>>>
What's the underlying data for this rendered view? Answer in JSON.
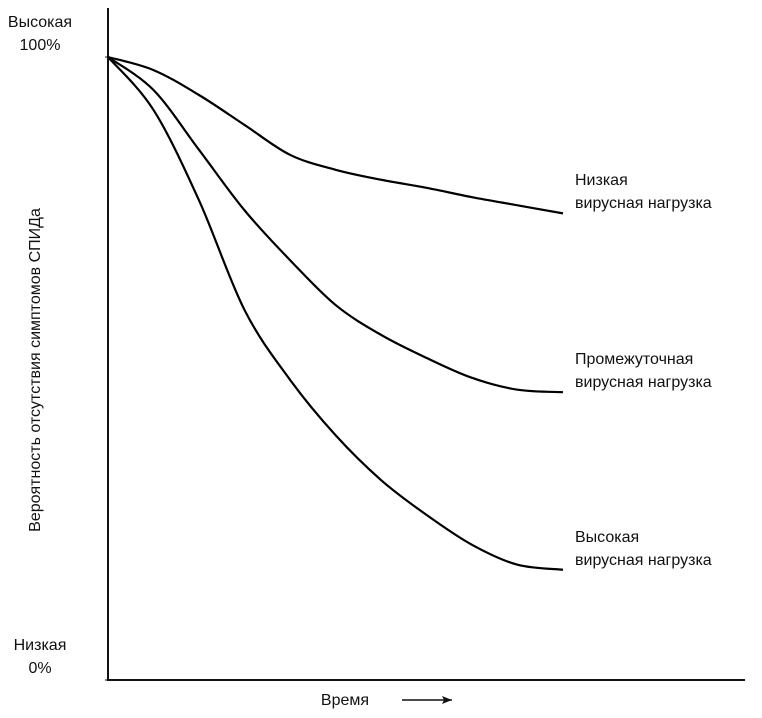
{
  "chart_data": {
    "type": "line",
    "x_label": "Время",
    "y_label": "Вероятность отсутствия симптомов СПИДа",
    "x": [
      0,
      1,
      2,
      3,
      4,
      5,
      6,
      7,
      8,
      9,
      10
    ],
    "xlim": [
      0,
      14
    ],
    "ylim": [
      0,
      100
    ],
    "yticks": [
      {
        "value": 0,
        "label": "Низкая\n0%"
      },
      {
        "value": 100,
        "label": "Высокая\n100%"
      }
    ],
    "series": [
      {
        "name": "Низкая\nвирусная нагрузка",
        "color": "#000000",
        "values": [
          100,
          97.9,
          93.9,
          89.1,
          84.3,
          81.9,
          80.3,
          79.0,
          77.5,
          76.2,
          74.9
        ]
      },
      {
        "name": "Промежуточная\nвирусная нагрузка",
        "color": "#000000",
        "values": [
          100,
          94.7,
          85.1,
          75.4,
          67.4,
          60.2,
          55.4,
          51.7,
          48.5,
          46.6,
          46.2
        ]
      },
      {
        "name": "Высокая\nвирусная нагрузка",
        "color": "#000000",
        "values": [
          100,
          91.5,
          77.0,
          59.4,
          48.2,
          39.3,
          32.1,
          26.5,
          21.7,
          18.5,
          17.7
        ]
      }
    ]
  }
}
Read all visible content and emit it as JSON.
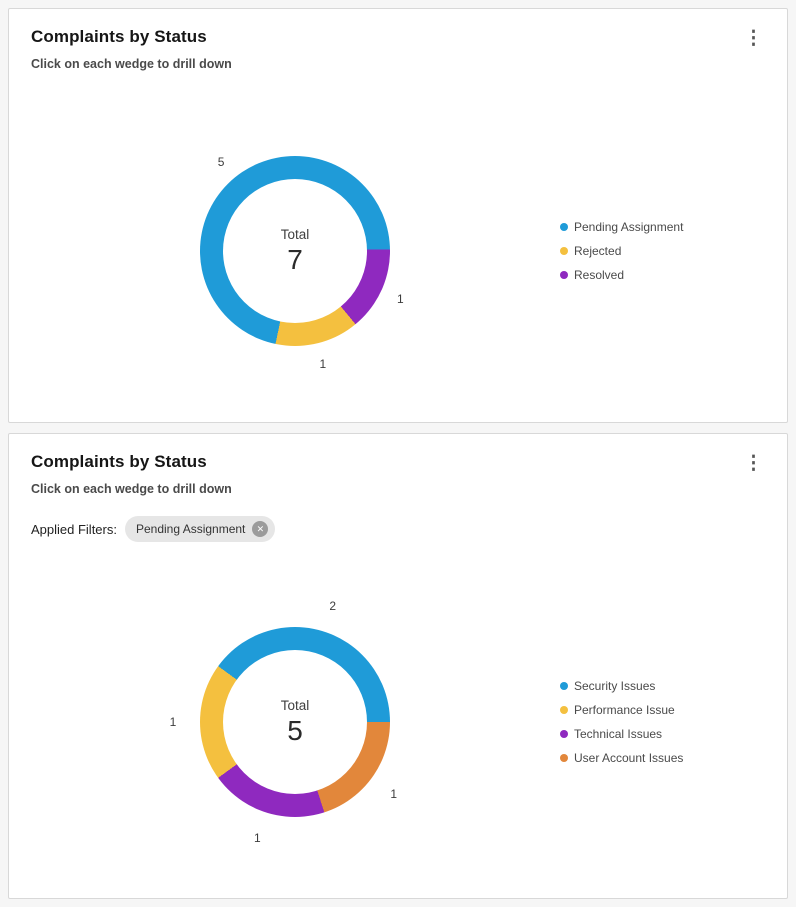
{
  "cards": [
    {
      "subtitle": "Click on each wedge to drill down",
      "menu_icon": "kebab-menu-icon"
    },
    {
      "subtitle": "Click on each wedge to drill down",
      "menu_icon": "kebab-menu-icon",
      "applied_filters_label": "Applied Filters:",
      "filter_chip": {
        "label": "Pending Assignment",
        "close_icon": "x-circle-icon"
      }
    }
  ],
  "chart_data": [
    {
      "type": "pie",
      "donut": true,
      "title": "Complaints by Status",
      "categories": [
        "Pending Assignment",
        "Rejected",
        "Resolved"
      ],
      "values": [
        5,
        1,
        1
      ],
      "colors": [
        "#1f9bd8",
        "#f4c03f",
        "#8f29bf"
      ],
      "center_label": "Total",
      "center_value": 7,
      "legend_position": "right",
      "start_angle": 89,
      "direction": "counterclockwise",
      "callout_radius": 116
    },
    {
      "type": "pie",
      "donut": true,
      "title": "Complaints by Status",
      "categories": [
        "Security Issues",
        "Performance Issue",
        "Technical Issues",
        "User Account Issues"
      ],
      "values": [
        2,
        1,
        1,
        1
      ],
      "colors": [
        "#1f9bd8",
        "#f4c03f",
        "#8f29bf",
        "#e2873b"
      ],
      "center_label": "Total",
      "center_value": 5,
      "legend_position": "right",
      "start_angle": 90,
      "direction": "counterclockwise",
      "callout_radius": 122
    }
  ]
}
<<<
-- Task directions --
Repeat the records above exactly, omitting every picture.

-- Solution to this task --
What's the underlying data for this rendered view? Answer in JSON.
{
  "chart_data": {
    "type": "line",
    "x_label": "Время",
    "y_label": "Вероятность отсутствия симптомов СПИДа",
    "x": [
      0,
      1,
      2,
      3,
      4,
      5,
      6,
      7,
      8,
      9,
      10
    ],
    "xlim": [
      0,
      14
    ],
    "ylim": [
      0,
      100
    ],
    "yticks": [
      {
        "value": 0,
        "label": "Низкая\n0%"
      },
      {
        "value": 100,
        "label": "Высокая\n100%"
      }
    ],
    "series": [
      {
        "name": "Низкая\nвирусная нагрузка",
        "color": "#000000",
        "values": [
          100,
          97.9,
          93.9,
          89.1,
          84.3,
          81.9,
          80.3,
          79.0,
          77.5,
          76.2,
          74.9
        ]
      },
      {
        "name": "Промежуточная\nвирусная нагрузка",
        "color": "#000000",
        "values": [
          100,
          94.7,
          85.1,
          75.4,
          67.4,
          60.2,
          55.4,
          51.7,
          48.5,
          46.6,
          46.2
        ]
      },
      {
        "name": "Высокая\nвирусная нагрузка",
        "color": "#000000",
        "values": [
          100,
          91.5,
          77.0,
          59.4,
          48.2,
          39.3,
          32.1,
          26.5,
          21.7,
          18.5,
          17.7
        ]
      }
    ]
  }
}
Read all visible content and emit it as JSON.
{
  "cards": [
    {
      "subtitle": "Click on each wedge to drill down",
      "menu_icon": "kebab-menu-icon"
    },
    {
      "subtitle": "Click on each wedge to drill down",
      "menu_icon": "kebab-menu-icon",
      "applied_filters_label": "Applied Filters:",
      "filter_chip": {
        "label": "Pending Assignment",
        "close_icon": "x-circle-icon"
      }
    }
  ],
  "chart_data": [
    {
      "type": "pie",
      "donut": true,
      "title": "Complaints by Status",
      "categories": [
        "Pending Assignment",
        "Rejected",
        "Resolved"
      ],
      "values": [
        5,
        1,
        1
      ],
      "colors": [
        "#1f9bd8",
        "#f4c03f",
        "#8f29bf"
      ],
      "center_label": "Total",
      "center_value": 7,
      "legend_position": "right",
      "start_angle": 89,
      "direction": "counterclockwise",
      "callout_radius": 116
    },
    {
      "type": "pie",
      "donut": true,
      "title": "Complaints by Status",
      "categories": [
        "Security Issues",
        "Performance Issue",
        "Technical Issues",
        "User Account Issues"
      ],
      "values": [
        2,
        1,
        1,
        1
      ],
      "colors": [
        "#1f9bd8",
        "#f4c03f",
        "#8f29bf",
        "#e2873b"
      ],
      "center_label": "Total",
      "center_value": 5,
      "legend_position": "right",
      "start_angle": 90,
      "direction": "counterclockwise",
      "callout_radius": 122
    }
  ]
}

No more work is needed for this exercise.